### Task to carry out
Restate the full set of records exactly, word for word.

>> start Dataset

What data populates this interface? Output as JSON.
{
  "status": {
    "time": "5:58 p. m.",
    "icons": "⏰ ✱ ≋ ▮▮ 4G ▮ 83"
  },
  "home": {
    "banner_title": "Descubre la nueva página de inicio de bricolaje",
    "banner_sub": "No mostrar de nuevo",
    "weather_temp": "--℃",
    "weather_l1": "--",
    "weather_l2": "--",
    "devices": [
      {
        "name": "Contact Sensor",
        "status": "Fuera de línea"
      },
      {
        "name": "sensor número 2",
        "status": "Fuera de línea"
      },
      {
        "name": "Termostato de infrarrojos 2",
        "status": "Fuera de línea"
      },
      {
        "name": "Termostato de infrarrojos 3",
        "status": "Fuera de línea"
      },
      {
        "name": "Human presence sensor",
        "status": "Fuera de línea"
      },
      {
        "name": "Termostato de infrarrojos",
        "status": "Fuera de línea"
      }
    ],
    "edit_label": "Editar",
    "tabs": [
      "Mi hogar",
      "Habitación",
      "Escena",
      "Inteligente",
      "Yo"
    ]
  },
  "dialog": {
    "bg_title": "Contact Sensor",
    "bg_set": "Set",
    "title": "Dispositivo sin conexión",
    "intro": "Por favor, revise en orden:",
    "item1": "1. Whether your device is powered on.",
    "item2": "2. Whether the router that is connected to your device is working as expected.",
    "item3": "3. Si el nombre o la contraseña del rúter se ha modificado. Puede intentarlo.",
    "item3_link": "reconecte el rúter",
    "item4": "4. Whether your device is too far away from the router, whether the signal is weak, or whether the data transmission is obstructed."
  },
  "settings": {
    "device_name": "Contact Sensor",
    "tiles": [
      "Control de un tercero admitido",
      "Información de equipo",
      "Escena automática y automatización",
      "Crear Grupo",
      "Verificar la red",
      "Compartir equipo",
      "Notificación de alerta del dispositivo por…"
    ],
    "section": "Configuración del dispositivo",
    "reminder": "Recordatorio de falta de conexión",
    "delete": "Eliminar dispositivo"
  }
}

>> end Dataset

### Task answer
What data populates this interface? Output as JSON.
{
  "status": {
    "time": "5:58 p. m.",
    "icons": "⏰ ✱ ≋ ▮▮ 4G ▮ 83"
  },
  "home": {
    "banner_title": "Descubre la nueva página de inicio de bricolaje",
    "banner_sub": "No mostrar de nuevo",
    "weather_temp": "--℃",
    "weather_l1": "--",
    "weather_l2": "--",
    "devices": [
      {
        "name": "Contact Sensor",
        "status": "Fuera de línea"
      },
      {
        "name": "sensor número 2",
        "status": "Fuera de línea"
      },
      {
        "name": "Termostato de infrarrojos 2",
        "status": "Fuera de línea"
      },
      {
        "name": "Termostato de infrarrojos 3",
        "status": "Fuera de línea"
      },
      {
        "name": "Human presence sensor",
        "status": "Fuera de línea"
      },
      {
        "name": "Termostato de infrarrojos",
        "status": "Fuera de línea"
      }
    ],
    "edit_label": "Editar",
    "tabs": [
      "Mi hogar",
      "Habitación",
      "Escena",
      "Inteligente",
      "Yo"
    ]
  },
  "dialog": {
    "bg_title": "Contact Sensor",
    "bg_set": "Set",
    "title": "Dispositivo sin conexión",
    "intro": "Por favor, revise en orden:",
    "item1": "1. Whether your device is powered on.",
    "item2": "2. Whether the router that is connected to your device is working as expected.",
    "item3": "3. Si el nombre o la contraseña del rúter se ha modificado. Puede intentarlo.",
    "item3_link": "reconecte el rúter",
    "item4": "4. Whether your device is too far away from the router, whether the signal is weak, or whether the data transmission is obstructed."
  },
  "settings": {
    "device_name": "Contact Sensor",
    "tiles": [
      "Control de un tercero admitido",
      "Información de equipo",
      "Escena automática y automatización",
      "Crear Grupo",
      "Verificar la red",
      "Compartir equipo",
      "Notificación de alerta del dispositivo por…"
    ],
    "section": "Configuración del dispositivo",
    "reminder": "Recordatorio de falta de conexión",
    "delete": "Eliminar dispositivo"
  }
}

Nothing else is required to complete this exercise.